### Listing
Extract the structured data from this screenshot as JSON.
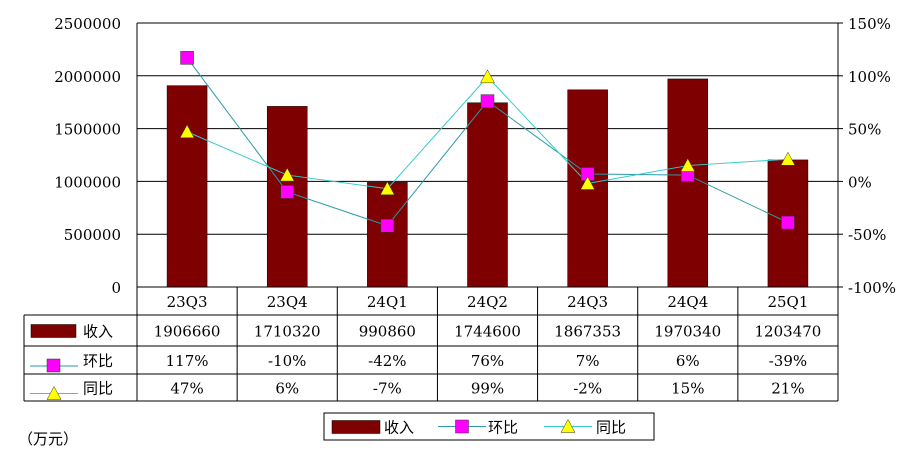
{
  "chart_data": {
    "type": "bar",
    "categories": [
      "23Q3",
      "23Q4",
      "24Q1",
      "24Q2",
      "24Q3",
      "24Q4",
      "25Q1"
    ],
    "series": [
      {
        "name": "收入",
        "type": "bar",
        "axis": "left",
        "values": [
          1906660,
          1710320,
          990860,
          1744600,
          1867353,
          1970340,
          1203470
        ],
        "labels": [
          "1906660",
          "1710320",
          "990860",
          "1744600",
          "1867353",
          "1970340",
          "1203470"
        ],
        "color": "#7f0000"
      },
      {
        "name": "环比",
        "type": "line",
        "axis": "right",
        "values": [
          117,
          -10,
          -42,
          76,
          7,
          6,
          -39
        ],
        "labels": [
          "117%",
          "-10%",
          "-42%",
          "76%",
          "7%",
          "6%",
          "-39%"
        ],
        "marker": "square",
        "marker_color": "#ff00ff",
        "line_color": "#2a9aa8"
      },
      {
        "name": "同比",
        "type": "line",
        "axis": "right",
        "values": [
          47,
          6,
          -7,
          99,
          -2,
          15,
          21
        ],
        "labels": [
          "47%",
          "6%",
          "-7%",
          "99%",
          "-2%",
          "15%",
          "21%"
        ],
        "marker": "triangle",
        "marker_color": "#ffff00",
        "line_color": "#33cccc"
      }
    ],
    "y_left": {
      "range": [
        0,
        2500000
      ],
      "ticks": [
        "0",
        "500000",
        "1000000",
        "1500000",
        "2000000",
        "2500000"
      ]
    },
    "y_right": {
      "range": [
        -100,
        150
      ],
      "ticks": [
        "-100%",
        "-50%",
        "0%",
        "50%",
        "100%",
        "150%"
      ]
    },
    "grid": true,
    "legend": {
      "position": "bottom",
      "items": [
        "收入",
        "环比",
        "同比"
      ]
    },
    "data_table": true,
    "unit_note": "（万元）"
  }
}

---

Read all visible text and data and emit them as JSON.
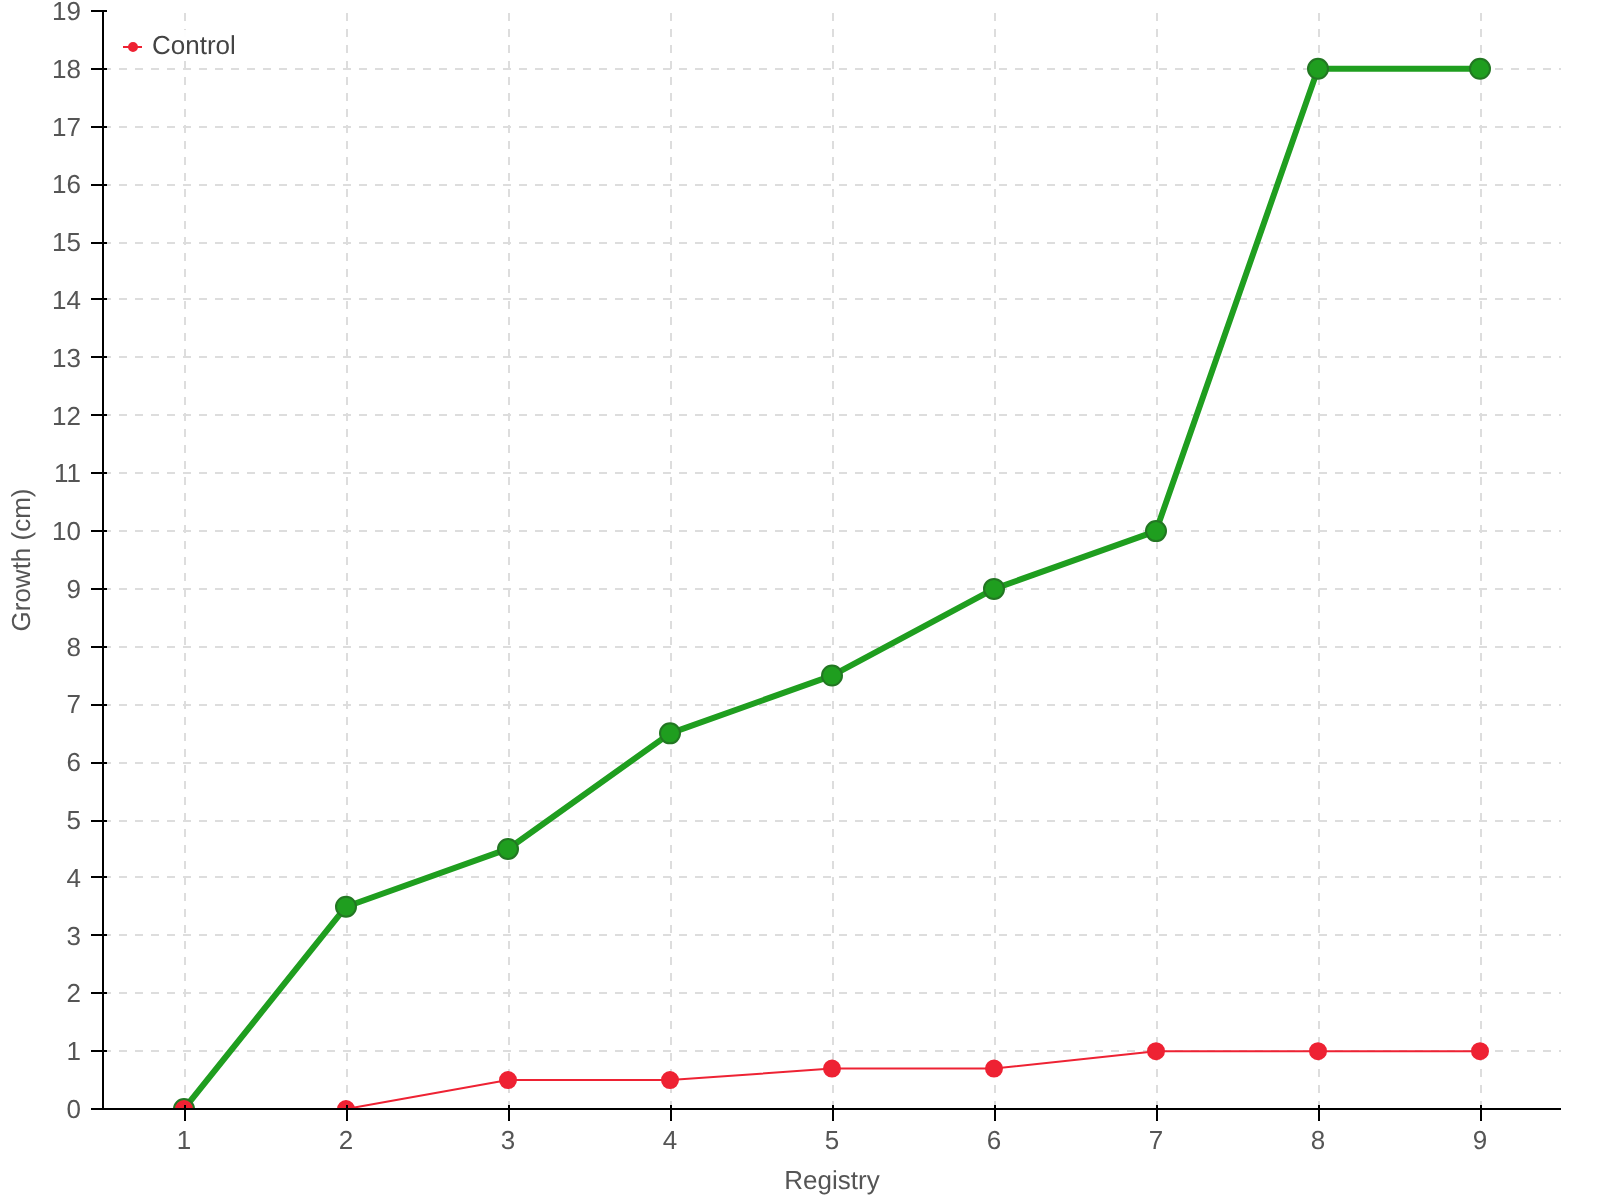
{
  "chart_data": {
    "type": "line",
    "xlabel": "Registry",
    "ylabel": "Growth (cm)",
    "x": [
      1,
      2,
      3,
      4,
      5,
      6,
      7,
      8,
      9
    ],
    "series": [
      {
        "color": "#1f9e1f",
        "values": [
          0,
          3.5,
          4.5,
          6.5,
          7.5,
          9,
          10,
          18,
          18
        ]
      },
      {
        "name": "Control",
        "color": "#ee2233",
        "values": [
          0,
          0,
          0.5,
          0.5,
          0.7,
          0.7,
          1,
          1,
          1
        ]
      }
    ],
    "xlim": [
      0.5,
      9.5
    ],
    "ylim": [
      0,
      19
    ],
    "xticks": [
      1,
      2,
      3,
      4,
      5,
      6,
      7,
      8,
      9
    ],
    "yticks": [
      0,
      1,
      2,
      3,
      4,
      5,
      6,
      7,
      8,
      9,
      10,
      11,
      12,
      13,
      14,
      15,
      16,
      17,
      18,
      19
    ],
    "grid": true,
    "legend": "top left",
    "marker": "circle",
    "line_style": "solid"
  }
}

...

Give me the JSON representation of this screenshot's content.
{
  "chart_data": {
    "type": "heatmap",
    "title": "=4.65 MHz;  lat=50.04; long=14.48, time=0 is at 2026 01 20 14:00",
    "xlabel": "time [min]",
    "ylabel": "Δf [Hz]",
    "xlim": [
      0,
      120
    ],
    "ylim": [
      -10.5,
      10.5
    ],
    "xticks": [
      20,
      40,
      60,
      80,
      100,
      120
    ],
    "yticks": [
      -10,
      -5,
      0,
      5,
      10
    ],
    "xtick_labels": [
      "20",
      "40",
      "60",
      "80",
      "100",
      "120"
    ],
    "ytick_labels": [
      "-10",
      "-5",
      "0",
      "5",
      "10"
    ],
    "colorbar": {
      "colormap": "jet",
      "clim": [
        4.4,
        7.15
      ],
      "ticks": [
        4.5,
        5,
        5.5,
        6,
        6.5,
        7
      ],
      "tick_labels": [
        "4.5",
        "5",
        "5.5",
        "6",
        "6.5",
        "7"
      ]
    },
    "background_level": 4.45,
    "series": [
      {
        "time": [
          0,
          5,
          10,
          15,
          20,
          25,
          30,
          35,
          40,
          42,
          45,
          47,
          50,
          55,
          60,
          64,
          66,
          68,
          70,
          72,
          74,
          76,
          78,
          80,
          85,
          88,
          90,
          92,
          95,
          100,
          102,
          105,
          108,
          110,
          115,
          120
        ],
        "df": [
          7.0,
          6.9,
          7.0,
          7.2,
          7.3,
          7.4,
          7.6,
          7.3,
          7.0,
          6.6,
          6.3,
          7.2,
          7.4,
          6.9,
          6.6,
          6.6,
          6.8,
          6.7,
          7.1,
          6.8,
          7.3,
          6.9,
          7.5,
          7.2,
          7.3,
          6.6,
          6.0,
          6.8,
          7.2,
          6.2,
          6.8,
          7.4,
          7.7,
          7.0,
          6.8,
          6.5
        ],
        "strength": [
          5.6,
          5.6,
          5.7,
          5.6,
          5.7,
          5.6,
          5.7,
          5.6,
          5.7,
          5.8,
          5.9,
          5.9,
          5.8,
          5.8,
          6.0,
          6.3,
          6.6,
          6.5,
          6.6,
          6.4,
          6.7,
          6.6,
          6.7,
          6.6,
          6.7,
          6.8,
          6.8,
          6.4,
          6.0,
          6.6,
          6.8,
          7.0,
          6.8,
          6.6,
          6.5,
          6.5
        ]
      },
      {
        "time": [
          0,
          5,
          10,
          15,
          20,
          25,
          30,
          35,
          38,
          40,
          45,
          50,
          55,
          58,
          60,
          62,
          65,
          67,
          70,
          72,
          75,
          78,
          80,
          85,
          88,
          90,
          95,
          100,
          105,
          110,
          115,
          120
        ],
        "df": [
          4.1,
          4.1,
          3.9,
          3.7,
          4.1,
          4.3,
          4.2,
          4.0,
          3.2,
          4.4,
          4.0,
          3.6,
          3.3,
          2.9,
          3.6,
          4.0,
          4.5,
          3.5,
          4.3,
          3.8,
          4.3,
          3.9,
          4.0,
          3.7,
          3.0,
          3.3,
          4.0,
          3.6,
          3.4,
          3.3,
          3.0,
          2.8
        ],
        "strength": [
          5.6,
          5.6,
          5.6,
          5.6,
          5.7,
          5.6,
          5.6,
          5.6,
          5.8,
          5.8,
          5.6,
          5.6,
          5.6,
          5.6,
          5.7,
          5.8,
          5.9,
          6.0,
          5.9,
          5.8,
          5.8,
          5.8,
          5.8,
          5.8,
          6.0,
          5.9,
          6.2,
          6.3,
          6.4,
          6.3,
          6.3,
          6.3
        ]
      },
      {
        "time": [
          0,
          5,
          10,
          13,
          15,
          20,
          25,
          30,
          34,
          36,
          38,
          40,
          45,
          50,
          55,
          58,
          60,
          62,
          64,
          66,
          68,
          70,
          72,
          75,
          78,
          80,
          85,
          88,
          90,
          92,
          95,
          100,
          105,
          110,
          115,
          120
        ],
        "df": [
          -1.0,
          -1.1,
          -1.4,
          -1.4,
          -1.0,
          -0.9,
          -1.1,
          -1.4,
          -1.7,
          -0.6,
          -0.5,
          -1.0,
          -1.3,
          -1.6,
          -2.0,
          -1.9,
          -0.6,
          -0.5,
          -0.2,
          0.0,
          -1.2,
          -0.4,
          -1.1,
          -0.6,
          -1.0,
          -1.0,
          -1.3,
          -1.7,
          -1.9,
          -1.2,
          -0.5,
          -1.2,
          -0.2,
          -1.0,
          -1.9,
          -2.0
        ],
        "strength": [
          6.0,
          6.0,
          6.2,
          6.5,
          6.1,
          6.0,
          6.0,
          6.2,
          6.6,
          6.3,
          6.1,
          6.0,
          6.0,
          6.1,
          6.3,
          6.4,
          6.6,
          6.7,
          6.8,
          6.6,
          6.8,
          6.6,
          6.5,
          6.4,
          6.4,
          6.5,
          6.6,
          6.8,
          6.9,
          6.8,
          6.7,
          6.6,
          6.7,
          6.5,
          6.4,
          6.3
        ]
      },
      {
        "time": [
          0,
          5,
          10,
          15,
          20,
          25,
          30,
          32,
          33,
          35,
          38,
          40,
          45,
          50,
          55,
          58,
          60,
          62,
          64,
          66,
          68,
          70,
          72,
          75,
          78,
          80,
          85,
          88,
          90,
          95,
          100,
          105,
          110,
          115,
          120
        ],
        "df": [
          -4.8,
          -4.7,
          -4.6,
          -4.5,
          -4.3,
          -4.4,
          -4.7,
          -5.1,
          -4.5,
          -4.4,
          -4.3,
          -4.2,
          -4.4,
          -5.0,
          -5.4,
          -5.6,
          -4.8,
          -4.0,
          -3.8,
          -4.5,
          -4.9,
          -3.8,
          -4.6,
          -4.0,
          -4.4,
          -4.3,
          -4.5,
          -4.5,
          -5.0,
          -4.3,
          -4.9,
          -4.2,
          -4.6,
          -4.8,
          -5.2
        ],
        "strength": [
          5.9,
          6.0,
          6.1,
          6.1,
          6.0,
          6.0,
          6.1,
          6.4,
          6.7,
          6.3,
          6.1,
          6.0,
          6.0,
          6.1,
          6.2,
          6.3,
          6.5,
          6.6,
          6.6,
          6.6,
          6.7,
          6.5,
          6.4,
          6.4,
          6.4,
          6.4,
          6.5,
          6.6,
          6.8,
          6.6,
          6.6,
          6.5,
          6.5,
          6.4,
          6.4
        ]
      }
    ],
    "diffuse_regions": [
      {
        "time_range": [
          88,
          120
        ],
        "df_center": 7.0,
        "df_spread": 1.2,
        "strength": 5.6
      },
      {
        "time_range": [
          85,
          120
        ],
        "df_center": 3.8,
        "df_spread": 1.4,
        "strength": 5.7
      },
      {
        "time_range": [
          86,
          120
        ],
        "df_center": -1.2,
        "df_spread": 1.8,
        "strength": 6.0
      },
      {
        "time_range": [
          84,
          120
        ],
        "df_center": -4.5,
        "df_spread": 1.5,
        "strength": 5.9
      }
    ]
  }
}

### What is being asked
From the entries above, copy each line holding "screenshot".

### Complete response
Extract the structured data from this screenshot as JSON.
Give me the JSON representation of this screenshot's content.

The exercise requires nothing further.